(The request) Track down every line below that holds "Примечание" and copy it.

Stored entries
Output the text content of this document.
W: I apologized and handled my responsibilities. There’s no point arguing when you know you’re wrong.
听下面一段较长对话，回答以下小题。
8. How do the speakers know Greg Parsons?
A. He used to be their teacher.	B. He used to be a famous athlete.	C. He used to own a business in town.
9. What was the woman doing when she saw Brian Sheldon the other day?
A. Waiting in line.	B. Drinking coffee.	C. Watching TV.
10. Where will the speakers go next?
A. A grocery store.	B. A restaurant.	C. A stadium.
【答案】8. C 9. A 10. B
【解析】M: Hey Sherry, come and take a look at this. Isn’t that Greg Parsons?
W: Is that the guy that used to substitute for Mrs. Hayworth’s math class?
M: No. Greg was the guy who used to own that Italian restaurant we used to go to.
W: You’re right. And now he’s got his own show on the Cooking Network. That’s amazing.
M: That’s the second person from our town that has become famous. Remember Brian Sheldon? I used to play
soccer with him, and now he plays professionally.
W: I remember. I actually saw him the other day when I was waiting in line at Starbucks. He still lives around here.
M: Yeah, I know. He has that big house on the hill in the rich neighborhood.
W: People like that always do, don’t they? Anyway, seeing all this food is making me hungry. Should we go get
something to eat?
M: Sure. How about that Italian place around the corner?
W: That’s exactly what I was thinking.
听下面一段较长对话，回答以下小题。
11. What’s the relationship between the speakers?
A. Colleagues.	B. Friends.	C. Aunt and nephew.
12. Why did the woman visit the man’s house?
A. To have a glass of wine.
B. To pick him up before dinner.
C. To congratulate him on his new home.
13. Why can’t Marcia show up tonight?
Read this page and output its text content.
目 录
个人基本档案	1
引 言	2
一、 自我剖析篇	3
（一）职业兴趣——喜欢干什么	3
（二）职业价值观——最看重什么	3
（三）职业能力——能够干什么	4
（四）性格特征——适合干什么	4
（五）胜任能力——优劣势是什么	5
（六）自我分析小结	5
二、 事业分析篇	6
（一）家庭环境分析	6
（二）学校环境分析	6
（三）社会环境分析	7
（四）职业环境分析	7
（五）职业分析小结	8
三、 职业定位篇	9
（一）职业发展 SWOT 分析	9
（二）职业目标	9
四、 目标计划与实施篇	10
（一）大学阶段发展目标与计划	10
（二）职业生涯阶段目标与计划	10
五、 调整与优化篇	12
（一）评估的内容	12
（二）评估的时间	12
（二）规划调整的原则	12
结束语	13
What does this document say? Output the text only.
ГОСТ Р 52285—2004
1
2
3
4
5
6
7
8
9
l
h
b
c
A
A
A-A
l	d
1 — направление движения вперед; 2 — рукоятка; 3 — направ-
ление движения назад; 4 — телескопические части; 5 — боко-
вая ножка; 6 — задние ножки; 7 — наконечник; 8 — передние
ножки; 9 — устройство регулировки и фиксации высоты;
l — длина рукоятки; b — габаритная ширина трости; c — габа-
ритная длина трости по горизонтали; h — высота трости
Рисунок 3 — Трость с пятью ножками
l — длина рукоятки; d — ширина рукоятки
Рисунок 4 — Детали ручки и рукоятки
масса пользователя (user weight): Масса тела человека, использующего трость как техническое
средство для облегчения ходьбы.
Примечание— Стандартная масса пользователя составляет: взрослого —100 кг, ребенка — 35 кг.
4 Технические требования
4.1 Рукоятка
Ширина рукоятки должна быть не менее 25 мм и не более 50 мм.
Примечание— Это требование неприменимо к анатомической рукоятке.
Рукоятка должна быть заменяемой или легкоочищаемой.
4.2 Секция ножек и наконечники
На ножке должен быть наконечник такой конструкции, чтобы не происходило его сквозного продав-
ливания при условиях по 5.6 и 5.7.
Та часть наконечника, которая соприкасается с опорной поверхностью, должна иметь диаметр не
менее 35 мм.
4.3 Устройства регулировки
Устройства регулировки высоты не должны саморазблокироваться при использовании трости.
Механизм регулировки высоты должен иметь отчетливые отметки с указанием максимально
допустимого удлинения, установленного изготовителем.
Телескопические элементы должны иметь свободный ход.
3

(Solved problem)
Примечание— Стандартная масса пользователя составляет: взрослого —100 кг, ребенка — 35 кг.
Примечание— Это требование неприменимо к анатомической рукоятке.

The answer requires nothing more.